### PROBLEM TO WORK ON
Look at the entries below and reproduce them exactly.

A block of data
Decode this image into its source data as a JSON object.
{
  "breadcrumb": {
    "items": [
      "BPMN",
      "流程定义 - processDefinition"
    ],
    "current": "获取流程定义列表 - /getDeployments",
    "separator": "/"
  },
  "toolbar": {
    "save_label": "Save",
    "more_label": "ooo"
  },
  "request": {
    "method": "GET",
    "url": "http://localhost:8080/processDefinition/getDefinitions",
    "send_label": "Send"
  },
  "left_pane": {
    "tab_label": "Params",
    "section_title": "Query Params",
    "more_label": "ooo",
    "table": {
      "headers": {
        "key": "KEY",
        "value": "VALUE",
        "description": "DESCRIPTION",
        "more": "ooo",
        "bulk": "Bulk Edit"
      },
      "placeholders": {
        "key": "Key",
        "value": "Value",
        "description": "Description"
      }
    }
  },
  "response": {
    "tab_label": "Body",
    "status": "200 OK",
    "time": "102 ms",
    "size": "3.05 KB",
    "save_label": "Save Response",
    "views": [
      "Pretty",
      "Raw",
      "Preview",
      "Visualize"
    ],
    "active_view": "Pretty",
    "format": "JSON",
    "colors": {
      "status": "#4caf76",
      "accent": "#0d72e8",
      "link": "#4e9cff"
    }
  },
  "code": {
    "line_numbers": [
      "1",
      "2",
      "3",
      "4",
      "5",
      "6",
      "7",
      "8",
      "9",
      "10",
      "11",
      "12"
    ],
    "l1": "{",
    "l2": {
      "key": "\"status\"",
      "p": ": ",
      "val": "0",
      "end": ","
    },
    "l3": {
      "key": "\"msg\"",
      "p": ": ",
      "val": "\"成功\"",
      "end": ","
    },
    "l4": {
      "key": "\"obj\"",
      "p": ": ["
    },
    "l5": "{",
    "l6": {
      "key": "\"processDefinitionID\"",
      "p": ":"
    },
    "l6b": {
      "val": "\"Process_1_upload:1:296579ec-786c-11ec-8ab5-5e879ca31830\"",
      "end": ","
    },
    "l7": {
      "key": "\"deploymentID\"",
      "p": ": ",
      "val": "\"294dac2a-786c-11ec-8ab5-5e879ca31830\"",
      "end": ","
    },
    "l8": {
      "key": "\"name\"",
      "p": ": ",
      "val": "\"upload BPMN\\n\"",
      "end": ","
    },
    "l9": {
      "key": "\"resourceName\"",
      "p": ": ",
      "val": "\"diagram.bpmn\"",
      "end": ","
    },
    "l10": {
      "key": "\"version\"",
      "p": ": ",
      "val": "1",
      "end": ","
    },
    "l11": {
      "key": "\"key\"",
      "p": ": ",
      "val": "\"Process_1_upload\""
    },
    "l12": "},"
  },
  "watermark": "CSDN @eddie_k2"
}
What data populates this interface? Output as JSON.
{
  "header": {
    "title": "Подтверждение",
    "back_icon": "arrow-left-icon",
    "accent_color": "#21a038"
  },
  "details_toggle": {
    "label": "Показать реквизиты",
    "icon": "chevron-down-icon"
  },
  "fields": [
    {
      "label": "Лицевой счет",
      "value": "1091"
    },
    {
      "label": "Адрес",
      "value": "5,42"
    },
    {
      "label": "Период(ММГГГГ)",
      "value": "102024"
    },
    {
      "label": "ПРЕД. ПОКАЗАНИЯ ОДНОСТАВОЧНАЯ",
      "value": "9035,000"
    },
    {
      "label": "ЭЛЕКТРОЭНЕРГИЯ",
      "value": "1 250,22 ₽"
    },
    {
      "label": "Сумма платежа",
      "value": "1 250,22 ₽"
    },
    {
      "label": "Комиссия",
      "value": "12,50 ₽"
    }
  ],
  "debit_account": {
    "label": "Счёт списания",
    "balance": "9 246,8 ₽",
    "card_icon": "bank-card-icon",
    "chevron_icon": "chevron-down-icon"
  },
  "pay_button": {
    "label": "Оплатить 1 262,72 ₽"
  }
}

### COMPLETED TASK
Decode this image into its source data as a JSON object.
{
  "breadcrumb": {
    "items": [
      "BPMN",
      "流程定义 - processDefinition"
    ],
    "current": "获取流程定义列表 - /getDeployments",
    "separator": "/"
  },
  "toolbar": {
    "save_label": "Save",
    "more_label": "ooo"
  },
  "request": {
    "method": "GET",
    "url": "http://localhost:8080/processDefinition/getDefinitions",
    "send_label": "Send"
  },
  "left_pane": {
    "tab_label": "Params",
    "section_title": "Query Params",
    "more_label": "ooo",
    "table": {
      "headers": {
        "key": "KEY",
        "value": "VALUE",
        "description": "DESCRIPTION",
        "more": "ooo",
        "bulk": "Bulk Edit"
      },
      "placeholders": {
        "key": "Key",
        "value": "Value",
        "description": "Description"
      }
    }
  },
  "response": {
    "tab_label": "Body",
    "status": "200 OK",
    "time": "102 ms",
    "size": "3.05 KB",
    "save_label": "Save Response",
    "views": [
      "Pretty",
      "Raw",
      "Preview",
      "Visualize"
    ],
    "active_view": "Pretty",
    "format": "JSON",
    "colors": {
      "status": "#4caf76",
      "accent": "#0d72e8",
      "link": "#4e9cff"
    }
  },
  "code": {
    "line_numbers": [
      "1",
      "2",
      "3",
      "4",
      "5",
      "6",
      "7",
      "8",
      "9",
      "10",
      "11",
      "12"
    ],
    "l1": "{",
    "l2": {
      "key": "\"status\"",
      "p": ": ",
      "val": "0",
      "end": ","
    },
    "l3": {
      "key": "\"msg\"",
      "p": ": ",
      "val": "\"成功\"",
      "end": ","
    },
    "l4": {
      "key": "\"obj\"",
      "p": ": ["
    },
    "l5": "{",
    "l6": {
      "key": "\"processDefinitionID\"",
      "p": ":"
    },
    "l6b": {
      "val": "\"Process_1_upload:1:296579ec-786c-11ec-8ab5-5e879ca31830\"",
      "end": ","
    },
    "l7": {
      "key": "\"deploymentID\"",
      "p": ": ",
      "val": "\"294dac2a-786c-11ec-8ab5-5e879ca31830\"",
      "end": ","
    },
    "l8": {
      "key": "\"name\"",
      "p": ": ",
      "val": "\"upload BPMN\\n\"",
      "end": ","
    },
    "l9": {
      "key": "\"resourceName\"",
      "p": ": ",
      "val": "\"diagram.bpmn\"",
      "end": ","
    },
    "l10": {
      "key": "\"version\"",
      "p": ": ",
      "val": "1",
      "end": ","
    },
    "l11": {
      "key": "\"key\"",
      "p": ": ",
      "val": "\"Process_1_upload\""
    },
    "l12": "},"
  },
  "watermark": "CSDN @eddie_k2"
}
What data populates this interface? Output as JSON.
{
  "header": {
    "title": "Подтверждение",
    "back_icon": "arrow-left-icon",
    "accent_color": "#21a038"
  },
  "details_toggle": {
    "label": "Показать реквизиты",
    "icon": "chevron-down-icon"
  },
  "fields": [
    {
      "label": "Лицевой счет",
      "value": "1091"
    },
    {
      "label": "Адрес",
      "value": "5,42"
    },
    {
      "label": "Период(ММГГГГ)",
      "value": "102024"
    },
    {
      "label": "ПРЕД. ПОКАЗАНИЯ ОДНОСТАВОЧНАЯ",
      "value": "9035,000"
    },
    {
      "label": "ЭЛЕКТРОЭНЕРГИЯ",
      "value": "1 250,22 ₽"
    },
    {
      "label": "Сумма платежа",
      "value": "1 250,22 ₽"
    },
    {
      "label": "Комиссия",
      "value": "12,50 ₽"
    }
  ],
  "debit_account": {
    "label": "Счёт списания",
    "balance": "9 246,8 ₽",
    "card_icon": "bank-card-icon",
    "chevron_icon": "chevron-down-icon"
  },
  "pay_button": {
    "label": "Оплатить 1 262,72 ₽"
  }
}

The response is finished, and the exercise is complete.